Task requirements: In your copy, reproduce the entries exactly as they are, minus the images.

Listed entries:
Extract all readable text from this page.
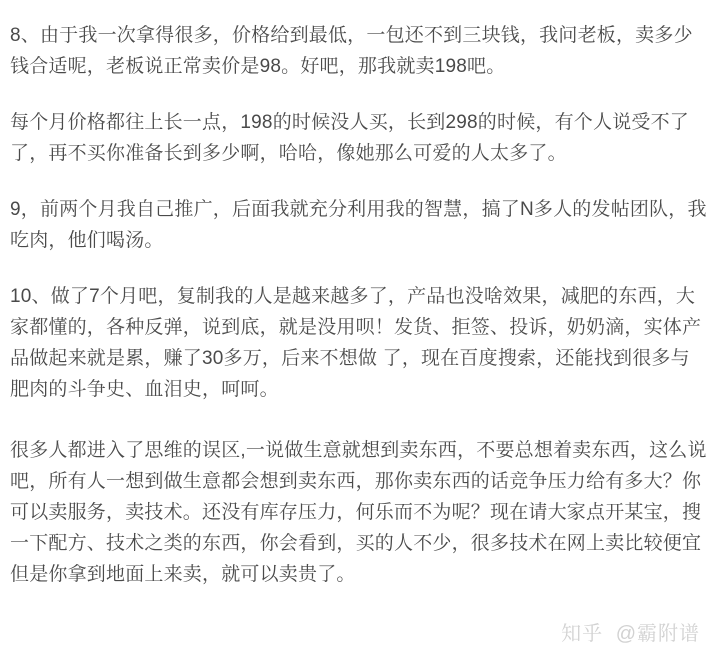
8、由于我一次拿得很多，价格给到最低，一包还不到三块钱，我问老板，卖多少钱合适呢，老板说正常卖价是98。好吧，那我就卖198吧。

每个月价格都往上长一点，198的时候没人买，长到298的时候，有个人说受不了了，再不买你准备长到多少啊，哈哈，像她那么可爱的人太多了。

9，前两个月我自己推广，后面我就充分利用我的智慧，搞了N多人的发帖团队，我吃肉，他们喝汤。

10、做了7个月吧，复制我的人是越来越多了，产品也没啥效果，减肥的东西，大家都懂的，各种反弹，说到底，就是没用呗！发货、拒签、投诉，奶奶滴，实体产品做起来就是累，赚了30多万，后来不想做 了，现在百度搜索，还能找到很多与肥肉的斗争史、血泪史，呵呵。

很多人都进入了思维的误区,一说做生意就想到卖东西，不要总想着卖东西，这么说吧，所有人一想到做生意都会想到卖东西，那你卖东西的话竞争压力给有多大？你可以卖服务，卖技术。还没有库存压力，何乐而不为呢？现在请大家点开某宝，搜一下配方、技术之类的东西，你会看到，买的人不少，很多技术在网上卖比较便宜但是你拿到地面上来卖，就可以卖贵了。

知乎 @霸附谱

The solution:
Extract all readable text from this page.
8、由于我一次拿得很多，价格给到最低，一包还不到三块钱，我问老板，卖多少钱合适呢，老板说正常卖价是98。好吧，那我就卖198吧。

每个月价格都往上长一点，198的时候没人买，长到298的时候，有个人说受不了了，再不买你准备长到多少啊，哈哈，像她那么可爱的人太多了。

9，前两个月我自己推广，后面我就充分利用我的智慧，搞了N多人的发帖团队，我吃肉，他们喝汤。

10、做了7个月吧，复制我的人是越来越多了，产品也没啥效果，减肥的东西，大家都懂的，各种反弹，说到底，就是没用呗！发货、拒签、投诉，奶奶滴，实体产品做起来就是累，赚了30多万，后来不想做 了，现在百度搜索，还能找到很多与肥肉的斗争史、血泪史，呵呵。

很多人都进入了思维的误区,一说做生意就想到卖东西，不要总想着卖东西，这么说吧，所有人一想到做生意都会想到卖东西，那你卖东西的话竞争压力给有多大？你可以卖服务，卖技术。还没有库存压力，何乐而不为呢？现在请大家点开某宝，搜一下配方、技术之类的东西，你会看到，买的人不少，很多技术在网上卖比较便宜但是你拿到地面上来卖，就可以卖贵了。

知乎 @霸附谱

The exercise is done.